(Extracted records)
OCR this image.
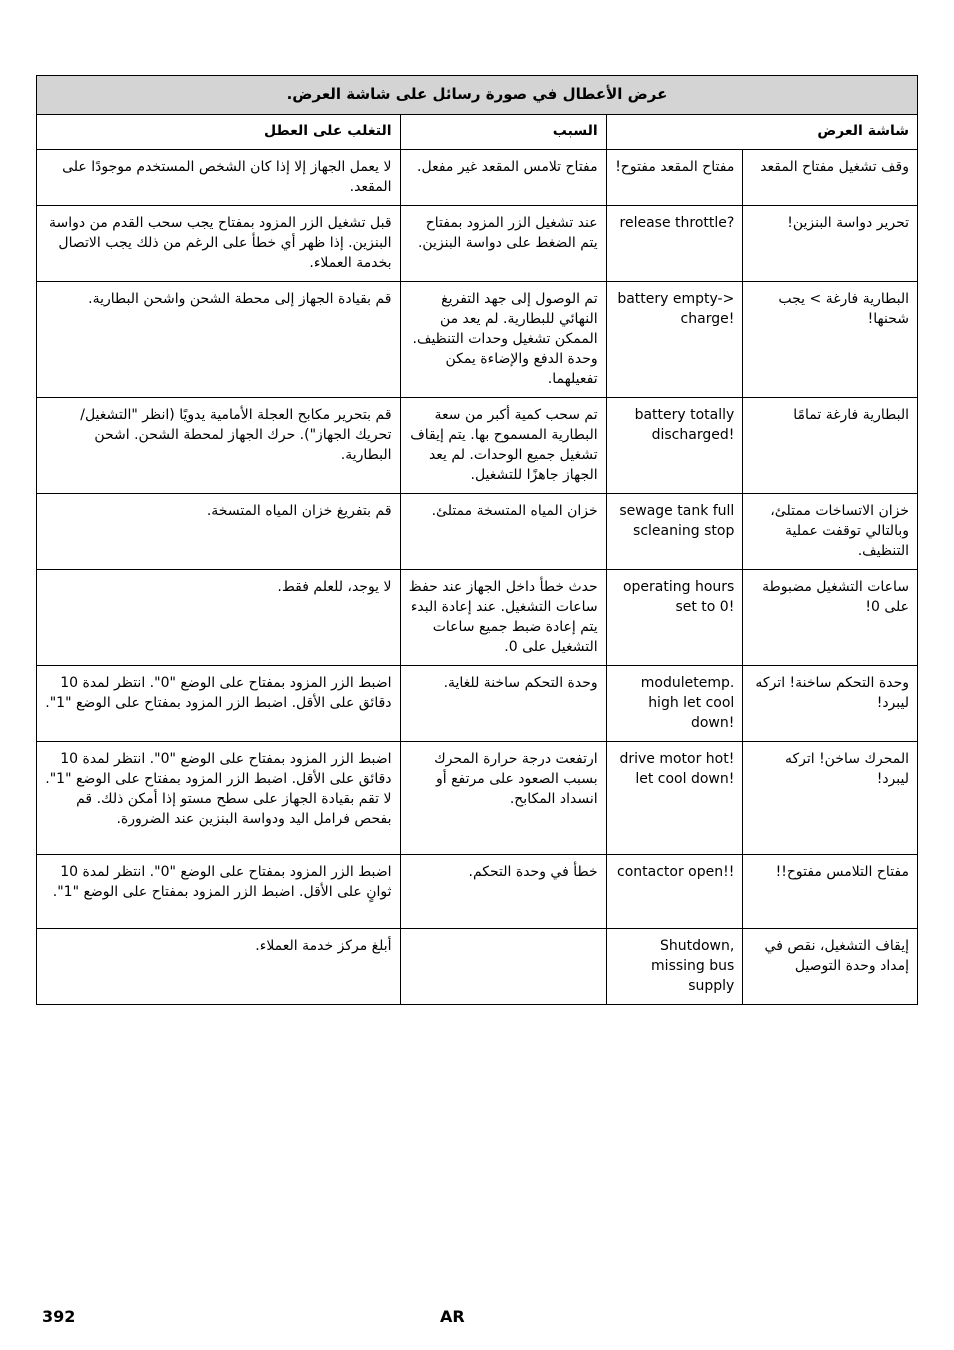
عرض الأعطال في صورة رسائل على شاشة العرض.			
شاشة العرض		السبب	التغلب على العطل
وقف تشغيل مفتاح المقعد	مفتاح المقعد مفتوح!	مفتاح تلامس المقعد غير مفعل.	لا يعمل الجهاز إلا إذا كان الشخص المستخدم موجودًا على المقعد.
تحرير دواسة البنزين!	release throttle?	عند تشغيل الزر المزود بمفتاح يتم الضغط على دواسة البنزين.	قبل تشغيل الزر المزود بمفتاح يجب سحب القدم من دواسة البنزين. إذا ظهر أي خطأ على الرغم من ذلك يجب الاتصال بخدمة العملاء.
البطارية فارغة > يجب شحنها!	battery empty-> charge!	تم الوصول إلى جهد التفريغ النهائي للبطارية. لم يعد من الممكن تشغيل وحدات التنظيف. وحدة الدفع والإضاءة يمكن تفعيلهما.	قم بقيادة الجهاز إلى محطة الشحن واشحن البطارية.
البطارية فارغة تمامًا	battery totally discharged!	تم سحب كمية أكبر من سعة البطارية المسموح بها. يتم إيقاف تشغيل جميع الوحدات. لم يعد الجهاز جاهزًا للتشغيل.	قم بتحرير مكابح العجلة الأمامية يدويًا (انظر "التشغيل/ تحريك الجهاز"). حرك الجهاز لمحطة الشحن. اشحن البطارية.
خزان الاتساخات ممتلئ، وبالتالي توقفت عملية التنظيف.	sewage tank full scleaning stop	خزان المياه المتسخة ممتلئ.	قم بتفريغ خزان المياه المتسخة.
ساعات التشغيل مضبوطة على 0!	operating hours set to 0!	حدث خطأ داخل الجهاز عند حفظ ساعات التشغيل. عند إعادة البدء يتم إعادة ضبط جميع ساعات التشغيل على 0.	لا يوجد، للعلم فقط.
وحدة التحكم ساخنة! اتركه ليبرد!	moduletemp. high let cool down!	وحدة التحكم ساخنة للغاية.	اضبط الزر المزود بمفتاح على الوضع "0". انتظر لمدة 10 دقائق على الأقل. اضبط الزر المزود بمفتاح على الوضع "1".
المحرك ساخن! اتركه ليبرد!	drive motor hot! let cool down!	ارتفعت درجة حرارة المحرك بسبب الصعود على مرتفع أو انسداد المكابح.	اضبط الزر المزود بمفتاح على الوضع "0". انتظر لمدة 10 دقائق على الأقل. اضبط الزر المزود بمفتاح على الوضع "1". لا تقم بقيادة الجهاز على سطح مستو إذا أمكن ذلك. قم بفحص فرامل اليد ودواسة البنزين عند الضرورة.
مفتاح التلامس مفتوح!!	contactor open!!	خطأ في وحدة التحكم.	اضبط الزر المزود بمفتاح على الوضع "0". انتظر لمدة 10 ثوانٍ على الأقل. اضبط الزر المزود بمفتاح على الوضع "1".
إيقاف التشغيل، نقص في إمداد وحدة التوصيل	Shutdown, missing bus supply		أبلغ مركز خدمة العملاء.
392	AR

TASK OBJECTIVE - Give every line above again exactly, with no pictures.

WRITTEN RESPONSE -
OCR this image.
عرض الأعطال في صورة رسائل على شاشة العرض.			
شاشة العرض		السبب	التغلب على العطل
وقف تشغيل مفتاح المقعد	مفتاح المقعد مفتوح!	مفتاح تلامس المقعد غير مفعل.	لا يعمل الجهاز إلا إذا كان الشخص المستخدم موجودًا على المقعد.
تحرير دواسة البنزين!	release throttle?	عند تشغيل الزر المزود بمفتاح يتم الضغط على دواسة البنزين.	قبل تشغيل الزر المزود بمفتاح يجب سحب القدم من دواسة البنزين. إذا ظهر أي خطأ على الرغم من ذلك يجب الاتصال بخدمة العملاء.
البطارية فارغة > يجب شحنها!	battery empty-> charge!	تم الوصول إلى جهد التفريغ النهائي للبطارية. لم يعد من الممكن تشغيل وحدات التنظيف. وحدة الدفع والإضاءة يمكن تفعيلهما.	قم بقيادة الجهاز إلى محطة الشحن واشحن البطارية.
البطارية فارغة تمامًا	battery totally discharged!	تم سحب كمية أكبر من سعة البطارية المسموح بها. يتم إيقاف تشغيل جميع الوحدات. لم يعد الجهاز جاهزًا للتشغيل.	قم بتحرير مكابح العجلة الأمامية يدويًا (انظر "التشغيل/ تحريك الجهاز"). حرك الجهاز لمحطة الشحن. اشحن البطارية.
خزان الاتساخات ممتلئ، وبالتالي توقفت عملية التنظيف.	sewage tank full scleaning stop	خزان المياه المتسخة ممتلئ.	قم بتفريغ خزان المياه المتسخة.
ساعات التشغيل مضبوطة على 0!	operating hours set to 0!	حدث خطأ داخل الجهاز عند حفظ ساعات التشغيل. عند إعادة البدء يتم إعادة ضبط جميع ساعات التشغيل على 0.	لا يوجد، للعلم فقط.
وحدة التحكم ساخنة! اتركه ليبرد!	moduletemp. high let cool down!	وحدة التحكم ساخنة للغاية.	اضبط الزر المزود بمفتاح على الوضع "0". انتظر لمدة 10 دقائق على الأقل. اضبط الزر المزود بمفتاح على الوضع "1".
المحرك ساخن! اتركه ليبرد!	drive motor hot! let cool down!	ارتفعت درجة حرارة المحرك بسبب الصعود على مرتفع أو انسداد المكابح.	اضبط الزر المزود بمفتاح على الوضع "0". انتظر لمدة 10 دقائق على الأقل. اضبط الزر المزود بمفتاح على الوضع "1". لا تقم بقيادة الجهاز على سطح مستو إذا أمكن ذلك. قم بفحص فرامل اليد ودواسة البنزين عند الضرورة.
مفتاح التلامس مفتوح!!	contactor open!!	خطأ في وحدة التحكم.	اضبط الزر المزود بمفتاح على الوضع "0". انتظر لمدة 10 ثوانٍ على الأقل. اضبط الزر المزود بمفتاح على الوضع "1".
إيقاف التشغيل، نقص في إمداد وحدة التوصيل	Shutdown, missing bus supply		أبلغ مركز خدمة العملاء.
392	AR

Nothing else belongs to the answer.